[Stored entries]
• • • •

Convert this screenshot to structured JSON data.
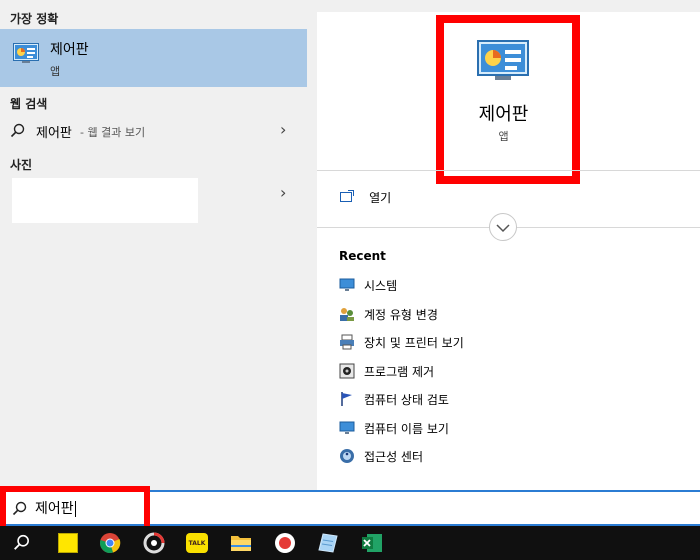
{
  "left": {
    "best_match_title": "가장 정확",
    "best_match": {
      "name": "제어판",
      "type": "앱"
    },
    "web_title": "웹 검색",
    "web": {
      "query": "제어판",
      "suffix": "- 웹 결과 보기"
    },
    "photos_title": "사진"
  },
  "right": {
    "app_name": "제어판",
    "app_type": "앱",
    "open_label": "열기",
    "recent_title": "Recent",
    "recent": [
      {
        "label": "시스템",
        "icon": "monitor-icon"
      },
      {
        "label": "계정 유형 변경",
        "icon": "users-icon"
      },
      {
        "label": "장치 및 프린터 보기",
        "icon": "printer-icon"
      },
      {
        "label": "프로그램 제거",
        "icon": "program-icon"
      },
      {
        "label": "컴퓨터 상태 검토",
        "icon": "flag-icon"
      },
      {
        "label": "컴퓨터 이름 보기",
        "icon": "monitor-icon"
      },
      {
        "label": "접근성 센터",
        "icon": "accessibility-icon"
      }
    ]
  },
  "search": {
    "value": "제어판"
  },
  "colors": {
    "selection": "#a9c8e6",
    "highlight_red": "#ff0000",
    "accent_blue": "#2b7cd3"
  }
}
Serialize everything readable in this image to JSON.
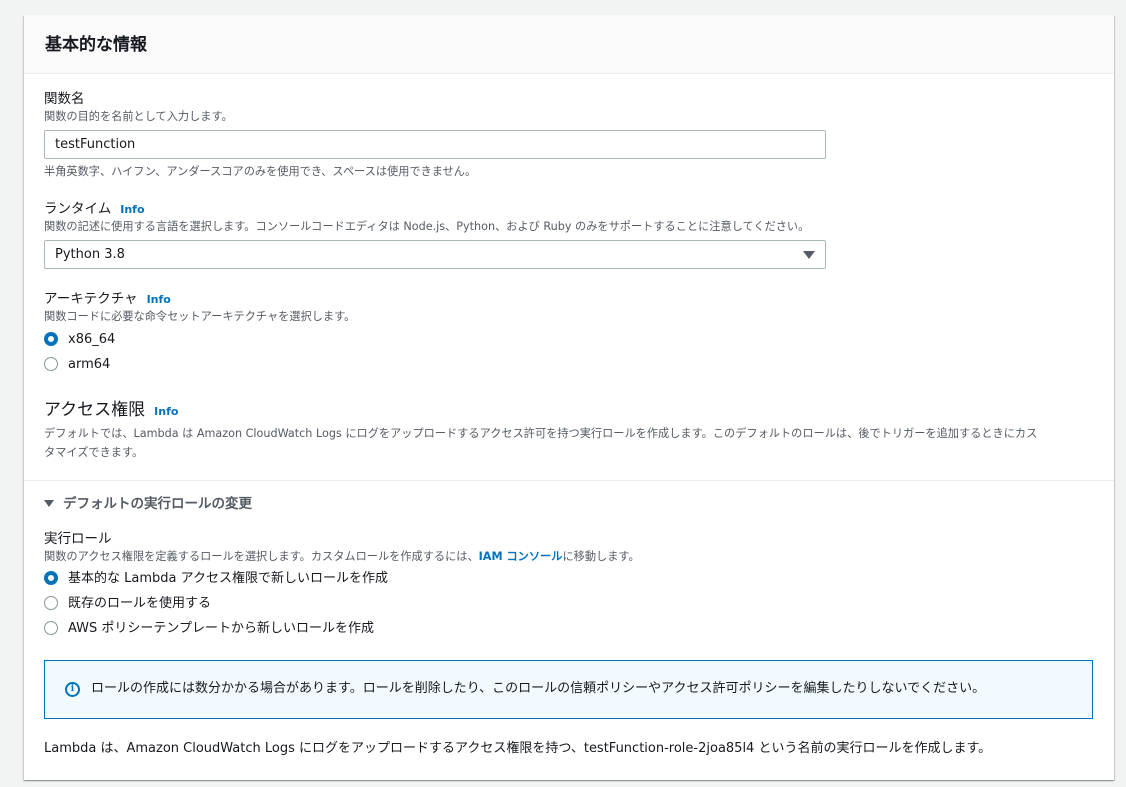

• • • •

**Task description**
Reproduce the full listing faithfully, but do not carry over any pictures.

**Solved exercise**
Convert this screenshot to structured JSON data.
{
  "left": {
    "best_match_title": "가장 정확",
    "best_match": {
      "name": "제어판",
      "type": "앱"
    },
    "web_title": "웹 검색",
    "web": {
      "query": "제어판",
      "suffix": "- 웹 결과 보기"
    },
    "photos_title": "사진"
  },
  "right": {
    "app_name": "제어판",
    "app_type": "앱",
    "open_label": "열기",
    "recent_title": "Recent",
    "recent": [
      {
        "label": "시스템",
        "icon": "monitor-icon"
      },
      {
        "label": "계정 유형 변경",
        "icon": "users-icon"
      },
      {
        "label": "장치 및 프린터 보기",
        "icon": "printer-icon"
      },
      {
        "label": "프로그램 제거",
        "icon": "program-icon"
      },
      {
        "label": "컴퓨터 상태 검토",
        "icon": "flag-icon"
      },
      {
        "label": "컴퓨터 이름 보기",
        "icon": "monitor-icon"
      },
      {
        "label": "접근성 센터",
        "icon": "accessibility-icon"
      }
    ]
  },
  "search": {
    "value": "제어판"
  },
  "colors": {
    "selection": "#a9c8e6",
    "highlight_red": "#ff0000",
    "accent_blue": "#2b7cd3"
  }
}
Serialize everything readable in this image to JSON.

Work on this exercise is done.